[Exercise]: Collect from the data below each line with "አለመግባባት".

[The records]:
>> Start

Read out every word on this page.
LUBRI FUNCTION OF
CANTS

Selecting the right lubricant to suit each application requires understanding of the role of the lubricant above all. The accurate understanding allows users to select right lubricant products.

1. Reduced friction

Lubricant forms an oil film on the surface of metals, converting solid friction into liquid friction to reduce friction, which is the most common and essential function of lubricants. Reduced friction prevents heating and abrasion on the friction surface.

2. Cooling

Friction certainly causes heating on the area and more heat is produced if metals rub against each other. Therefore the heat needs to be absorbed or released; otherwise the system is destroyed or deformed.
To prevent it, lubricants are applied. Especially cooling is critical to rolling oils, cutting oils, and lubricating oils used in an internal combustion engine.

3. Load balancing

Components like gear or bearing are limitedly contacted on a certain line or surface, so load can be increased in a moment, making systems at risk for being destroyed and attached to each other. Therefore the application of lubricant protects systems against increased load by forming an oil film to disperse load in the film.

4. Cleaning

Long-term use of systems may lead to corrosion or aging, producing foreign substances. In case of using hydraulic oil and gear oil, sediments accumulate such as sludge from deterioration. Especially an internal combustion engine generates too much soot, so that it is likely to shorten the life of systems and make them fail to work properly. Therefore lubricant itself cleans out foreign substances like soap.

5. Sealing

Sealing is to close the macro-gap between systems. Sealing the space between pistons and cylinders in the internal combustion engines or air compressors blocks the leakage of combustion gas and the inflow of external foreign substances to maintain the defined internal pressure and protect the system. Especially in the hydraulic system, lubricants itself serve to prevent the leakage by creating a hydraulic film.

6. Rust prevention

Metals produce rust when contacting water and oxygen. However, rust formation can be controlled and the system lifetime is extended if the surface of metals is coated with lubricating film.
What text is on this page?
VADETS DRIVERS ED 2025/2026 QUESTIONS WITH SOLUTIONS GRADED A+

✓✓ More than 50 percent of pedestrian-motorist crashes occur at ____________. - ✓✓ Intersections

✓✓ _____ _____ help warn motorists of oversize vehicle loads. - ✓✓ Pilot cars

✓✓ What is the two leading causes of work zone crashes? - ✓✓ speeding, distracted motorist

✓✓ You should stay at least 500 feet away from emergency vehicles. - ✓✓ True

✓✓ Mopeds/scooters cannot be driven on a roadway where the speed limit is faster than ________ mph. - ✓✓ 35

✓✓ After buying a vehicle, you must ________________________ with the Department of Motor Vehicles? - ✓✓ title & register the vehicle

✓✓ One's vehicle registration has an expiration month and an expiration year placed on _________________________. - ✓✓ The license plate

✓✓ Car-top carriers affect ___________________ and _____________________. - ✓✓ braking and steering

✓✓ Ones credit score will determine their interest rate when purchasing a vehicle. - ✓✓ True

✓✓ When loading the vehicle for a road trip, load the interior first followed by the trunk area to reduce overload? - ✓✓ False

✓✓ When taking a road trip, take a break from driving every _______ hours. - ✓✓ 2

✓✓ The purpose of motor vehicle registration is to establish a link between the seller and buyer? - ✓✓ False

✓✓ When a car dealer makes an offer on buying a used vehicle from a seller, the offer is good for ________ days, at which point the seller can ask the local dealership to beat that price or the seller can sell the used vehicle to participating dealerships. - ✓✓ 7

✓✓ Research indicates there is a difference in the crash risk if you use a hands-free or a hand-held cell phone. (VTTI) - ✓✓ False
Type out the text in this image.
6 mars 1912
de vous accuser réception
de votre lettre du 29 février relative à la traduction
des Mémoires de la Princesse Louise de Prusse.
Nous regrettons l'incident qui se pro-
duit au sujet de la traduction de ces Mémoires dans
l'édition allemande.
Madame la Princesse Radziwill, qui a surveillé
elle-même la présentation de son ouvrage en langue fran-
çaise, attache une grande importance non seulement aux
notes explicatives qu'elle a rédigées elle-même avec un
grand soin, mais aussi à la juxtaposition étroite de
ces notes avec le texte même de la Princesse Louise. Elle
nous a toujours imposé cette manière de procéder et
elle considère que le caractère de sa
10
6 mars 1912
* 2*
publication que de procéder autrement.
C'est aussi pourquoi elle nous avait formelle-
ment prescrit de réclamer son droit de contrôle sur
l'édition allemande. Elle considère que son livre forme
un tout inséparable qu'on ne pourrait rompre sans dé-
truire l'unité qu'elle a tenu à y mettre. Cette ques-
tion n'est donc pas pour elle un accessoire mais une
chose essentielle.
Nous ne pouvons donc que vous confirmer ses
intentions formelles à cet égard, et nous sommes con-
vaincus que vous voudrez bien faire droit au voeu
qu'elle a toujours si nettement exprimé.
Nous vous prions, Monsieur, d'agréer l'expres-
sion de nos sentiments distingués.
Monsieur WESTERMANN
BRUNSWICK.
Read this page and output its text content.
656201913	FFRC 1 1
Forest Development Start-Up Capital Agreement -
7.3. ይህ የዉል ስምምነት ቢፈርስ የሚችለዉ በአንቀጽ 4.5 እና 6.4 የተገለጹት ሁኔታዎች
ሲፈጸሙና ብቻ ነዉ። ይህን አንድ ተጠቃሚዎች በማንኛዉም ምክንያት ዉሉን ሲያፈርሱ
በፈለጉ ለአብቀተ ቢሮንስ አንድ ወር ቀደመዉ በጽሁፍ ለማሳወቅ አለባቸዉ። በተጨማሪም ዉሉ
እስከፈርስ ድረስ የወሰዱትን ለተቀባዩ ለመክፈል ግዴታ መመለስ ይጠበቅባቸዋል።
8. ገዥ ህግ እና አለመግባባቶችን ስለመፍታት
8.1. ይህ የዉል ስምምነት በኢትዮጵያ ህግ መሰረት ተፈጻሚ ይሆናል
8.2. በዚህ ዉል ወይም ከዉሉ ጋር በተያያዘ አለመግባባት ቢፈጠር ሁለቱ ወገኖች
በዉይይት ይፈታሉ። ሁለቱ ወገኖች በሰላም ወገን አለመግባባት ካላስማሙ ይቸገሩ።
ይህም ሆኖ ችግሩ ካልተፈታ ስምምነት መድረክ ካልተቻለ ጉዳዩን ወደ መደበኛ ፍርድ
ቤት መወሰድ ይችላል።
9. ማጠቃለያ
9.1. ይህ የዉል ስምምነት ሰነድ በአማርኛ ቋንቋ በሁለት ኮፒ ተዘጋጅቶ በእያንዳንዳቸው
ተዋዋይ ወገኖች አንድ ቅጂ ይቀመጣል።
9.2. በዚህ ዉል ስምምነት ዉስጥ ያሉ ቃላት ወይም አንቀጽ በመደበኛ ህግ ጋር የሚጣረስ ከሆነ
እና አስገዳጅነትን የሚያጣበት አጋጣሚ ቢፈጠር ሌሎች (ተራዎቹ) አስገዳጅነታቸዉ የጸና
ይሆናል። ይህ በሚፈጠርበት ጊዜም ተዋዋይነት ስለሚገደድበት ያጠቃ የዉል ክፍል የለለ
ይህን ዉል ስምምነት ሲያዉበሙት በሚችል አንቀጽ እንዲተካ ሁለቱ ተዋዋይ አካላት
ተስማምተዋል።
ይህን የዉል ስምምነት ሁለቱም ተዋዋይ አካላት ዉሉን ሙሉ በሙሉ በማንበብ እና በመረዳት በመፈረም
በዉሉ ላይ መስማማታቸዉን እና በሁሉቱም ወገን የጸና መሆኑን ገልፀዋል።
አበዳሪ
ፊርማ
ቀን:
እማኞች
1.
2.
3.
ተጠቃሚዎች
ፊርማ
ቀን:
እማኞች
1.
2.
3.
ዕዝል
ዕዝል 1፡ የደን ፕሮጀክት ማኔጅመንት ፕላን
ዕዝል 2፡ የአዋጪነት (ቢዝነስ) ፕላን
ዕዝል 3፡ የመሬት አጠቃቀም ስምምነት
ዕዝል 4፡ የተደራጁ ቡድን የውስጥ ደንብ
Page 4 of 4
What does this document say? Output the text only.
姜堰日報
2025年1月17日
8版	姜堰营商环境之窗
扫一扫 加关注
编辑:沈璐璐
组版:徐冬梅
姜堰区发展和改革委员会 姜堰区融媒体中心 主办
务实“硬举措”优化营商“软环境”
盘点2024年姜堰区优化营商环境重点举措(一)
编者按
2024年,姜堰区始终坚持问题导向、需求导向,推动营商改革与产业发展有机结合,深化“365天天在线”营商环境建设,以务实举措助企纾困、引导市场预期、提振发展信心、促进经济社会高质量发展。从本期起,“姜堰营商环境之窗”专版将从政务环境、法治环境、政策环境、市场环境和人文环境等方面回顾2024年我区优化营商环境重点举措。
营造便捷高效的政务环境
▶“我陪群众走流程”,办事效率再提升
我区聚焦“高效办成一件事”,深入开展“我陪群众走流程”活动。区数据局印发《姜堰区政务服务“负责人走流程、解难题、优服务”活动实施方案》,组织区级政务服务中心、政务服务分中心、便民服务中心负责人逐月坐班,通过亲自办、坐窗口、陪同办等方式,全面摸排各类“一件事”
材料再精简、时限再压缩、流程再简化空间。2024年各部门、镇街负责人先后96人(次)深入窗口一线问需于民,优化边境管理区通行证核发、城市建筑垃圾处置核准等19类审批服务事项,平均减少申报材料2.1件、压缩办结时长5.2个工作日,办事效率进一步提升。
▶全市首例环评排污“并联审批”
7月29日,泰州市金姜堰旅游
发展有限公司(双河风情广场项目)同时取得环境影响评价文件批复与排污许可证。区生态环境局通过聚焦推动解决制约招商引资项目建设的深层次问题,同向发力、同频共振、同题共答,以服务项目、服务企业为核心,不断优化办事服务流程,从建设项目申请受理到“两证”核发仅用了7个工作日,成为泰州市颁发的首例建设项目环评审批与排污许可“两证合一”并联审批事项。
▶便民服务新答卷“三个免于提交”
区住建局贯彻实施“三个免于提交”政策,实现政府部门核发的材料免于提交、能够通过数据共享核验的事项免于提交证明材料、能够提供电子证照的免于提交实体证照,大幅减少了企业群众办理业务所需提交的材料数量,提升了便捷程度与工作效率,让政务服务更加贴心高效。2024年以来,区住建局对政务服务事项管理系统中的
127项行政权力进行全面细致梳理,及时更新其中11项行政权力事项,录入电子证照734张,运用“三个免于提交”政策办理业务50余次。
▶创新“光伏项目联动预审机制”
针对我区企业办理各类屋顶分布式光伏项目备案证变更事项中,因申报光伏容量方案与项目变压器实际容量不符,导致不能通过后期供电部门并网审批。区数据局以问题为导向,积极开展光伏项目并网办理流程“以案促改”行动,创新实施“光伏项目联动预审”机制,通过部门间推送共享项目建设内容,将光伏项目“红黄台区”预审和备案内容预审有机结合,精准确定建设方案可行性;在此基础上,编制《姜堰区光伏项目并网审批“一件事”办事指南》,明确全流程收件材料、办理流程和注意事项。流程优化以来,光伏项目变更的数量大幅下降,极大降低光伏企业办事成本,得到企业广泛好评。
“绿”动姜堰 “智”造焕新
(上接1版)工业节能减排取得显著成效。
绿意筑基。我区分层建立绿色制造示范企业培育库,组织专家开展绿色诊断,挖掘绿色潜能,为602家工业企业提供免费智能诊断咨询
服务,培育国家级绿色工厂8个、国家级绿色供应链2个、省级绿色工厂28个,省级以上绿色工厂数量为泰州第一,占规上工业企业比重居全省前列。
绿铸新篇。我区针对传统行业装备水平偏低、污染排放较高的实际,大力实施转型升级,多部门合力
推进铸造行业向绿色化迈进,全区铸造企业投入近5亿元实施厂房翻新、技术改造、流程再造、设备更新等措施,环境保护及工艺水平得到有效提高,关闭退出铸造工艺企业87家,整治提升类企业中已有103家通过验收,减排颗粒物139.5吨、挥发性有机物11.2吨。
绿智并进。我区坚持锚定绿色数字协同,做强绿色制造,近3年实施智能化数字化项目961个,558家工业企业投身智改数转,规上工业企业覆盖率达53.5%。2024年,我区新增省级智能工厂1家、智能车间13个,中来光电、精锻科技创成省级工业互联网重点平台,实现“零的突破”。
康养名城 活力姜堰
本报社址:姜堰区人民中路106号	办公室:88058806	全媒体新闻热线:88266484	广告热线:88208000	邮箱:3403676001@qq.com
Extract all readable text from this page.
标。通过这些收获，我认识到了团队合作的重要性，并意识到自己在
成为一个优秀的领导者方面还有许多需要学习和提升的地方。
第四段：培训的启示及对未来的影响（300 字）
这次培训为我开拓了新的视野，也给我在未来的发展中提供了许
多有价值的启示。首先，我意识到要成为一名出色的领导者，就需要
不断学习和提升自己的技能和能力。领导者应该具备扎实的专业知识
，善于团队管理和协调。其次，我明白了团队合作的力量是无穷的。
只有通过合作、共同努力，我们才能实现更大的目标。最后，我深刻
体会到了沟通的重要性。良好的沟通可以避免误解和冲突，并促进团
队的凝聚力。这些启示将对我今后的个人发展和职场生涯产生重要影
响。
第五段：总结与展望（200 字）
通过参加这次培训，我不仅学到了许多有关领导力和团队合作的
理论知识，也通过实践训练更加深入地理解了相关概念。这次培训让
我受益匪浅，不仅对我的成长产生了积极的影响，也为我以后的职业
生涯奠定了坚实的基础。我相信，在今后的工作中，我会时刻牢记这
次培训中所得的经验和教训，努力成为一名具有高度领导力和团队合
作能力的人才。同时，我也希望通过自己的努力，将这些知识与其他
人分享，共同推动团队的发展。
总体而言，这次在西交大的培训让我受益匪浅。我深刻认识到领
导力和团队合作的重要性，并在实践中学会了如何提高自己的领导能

>> End

[Full answer]:
8.2. በዚህ ዉል ወይም ከዉሉ ጋር በተያያዘ አለመግባባት ቢፈጠር ሁለቱ ወገኖች
በዉይይት ይፈታሉ። ሁለቱ ወገኖች በሰላም ወገን አለመግባባት ካላስማሙ ይቸገሩ።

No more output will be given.